**TO BE DONE:**
Output the data word for word, dropping every image.

**LISTED ENTRIES:**
================================

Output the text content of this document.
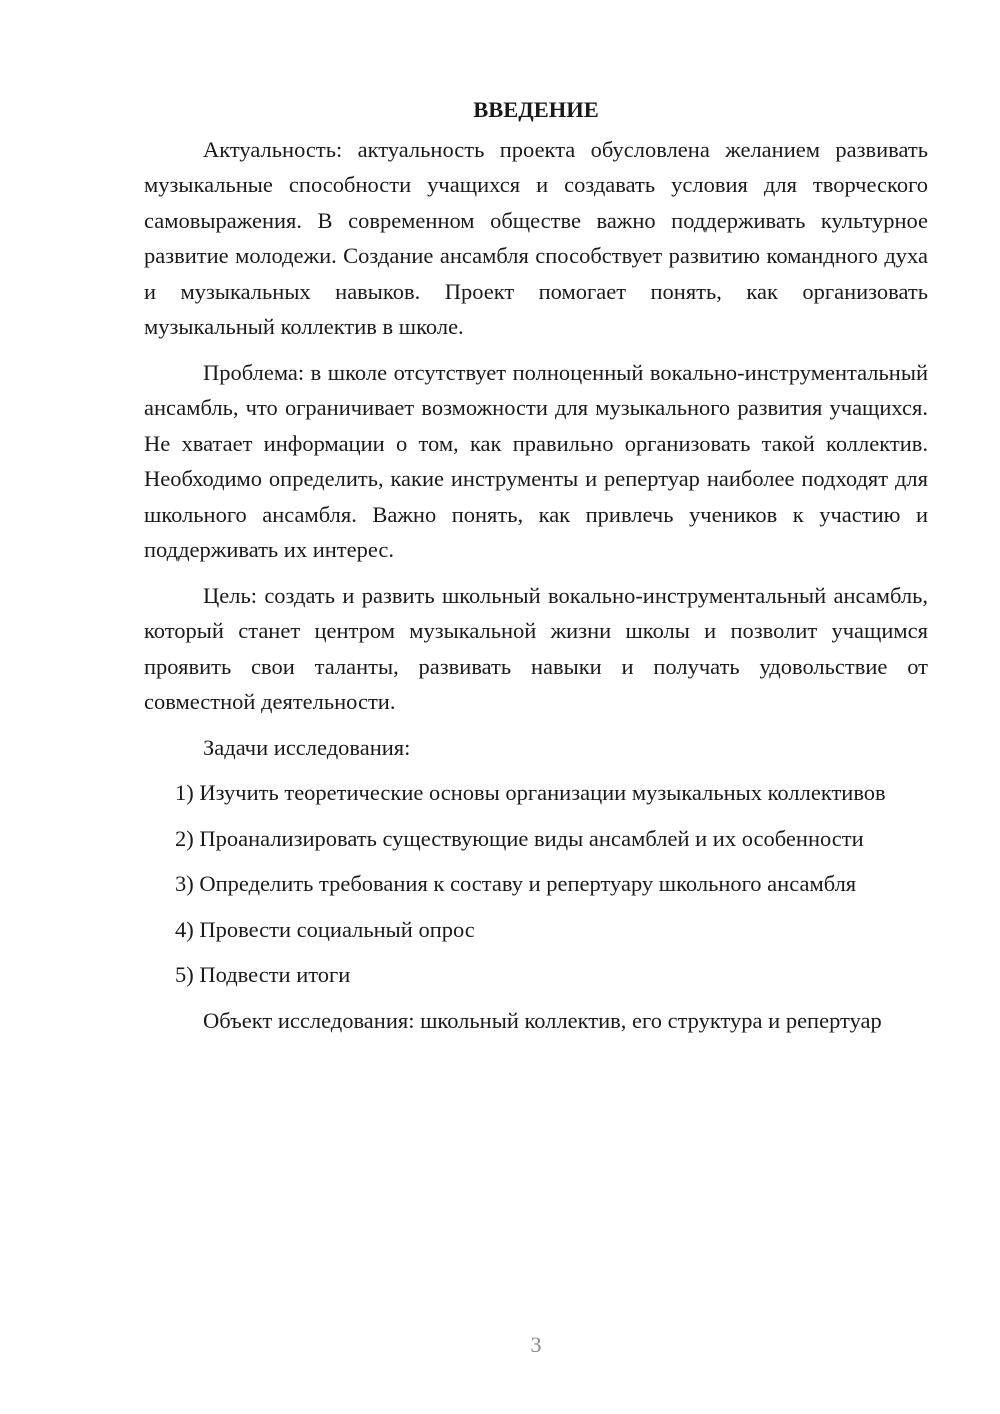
ВВЕДЕНИЕ

Актуальность: актуальность проекта обусловлена желанием развивать музыкальные способности учащихся и создавать условия для творческого самовыражения. В современном обществе важно поддерживать культурное развитие молодежи. Создание ансамбля способствует развитию командного духа и музыкальных навыков. Проект помогает понять, как организовать музыкальный коллектив в школе.

Проблема: в школе отсутствует полноценный вокально-инструментальный ансамбль, что ограничивает возможности для музыкального развития учащихся. Не хватает информации о том, как правильно организовать такой коллектив. Необходимо определить, какие инструменты и репертуар наиболее подходят для школьного ансамбля. Важно понять, как привлечь учеников к участию и поддерживать их интерес.

Цель: создать и развить школьный вокально-инструментальный ансамбль, который станет центром музыкальной жизни школы и позволит учащимся проявить свои таланты, развивать навыки и получать удовольствие от совместной деятельности.

Задачи исследования:

1) Изучить теоретические основы организации музыкальных коллективов

2) Проанализировать существующие виды ансамблей и их особенности

3) Определить требования к составу и репертуару школьного ансамбля

4) Провести социальный опрос

5) Подвести итоги

Объект исследования: школьный коллектив, его структура и репертуар

3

================================

**PROBLEM SOLUTION:**
Output the text content of this document.
ВВЕДЕНИЕ

Актуальность: актуальность проекта обусловлена желанием развивать музыкальные способности учащихся и создавать условия для творческого самовыражения. В современном обществе важно поддерживать культурное развитие молодежи. Создание ансамбля способствует развитию командного духа и музыкальных навыков. Проект помогает понять, как организовать музыкальный коллектив в школе.

Проблема: в школе отсутствует полноценный вокально-инструментальный ансамбль, что ограничивает возможности для музыкального развития учащихся. Не хватает информации о том, как правильно организовать такой коллектив. Необходимо определить, какие инструменты и репертуар наиболее подходят для школьного ансамбля. Важно понять, как привлечь учеников к участию и поддерживать их интерес.

Цель: создать и развить школьный вокально-инструментальный ансамбль, который станет центром музыкальной жизни школы и позволит учащимся проявить свои таланты, развивать навыки и получать удовольствие от совместной деятельности.

Задачи исследования:

1) Изучить теоретические основы организации музыкальных коллективов

2) Проанализировать существующие виды ансамблей и их особенности

3) Определить требования к составу и репертуару школьного ансамбля

4) Провести социальный опрос

5) Подвести итоги

Объект исследования: школьный коллектив, его структура и репертуар

3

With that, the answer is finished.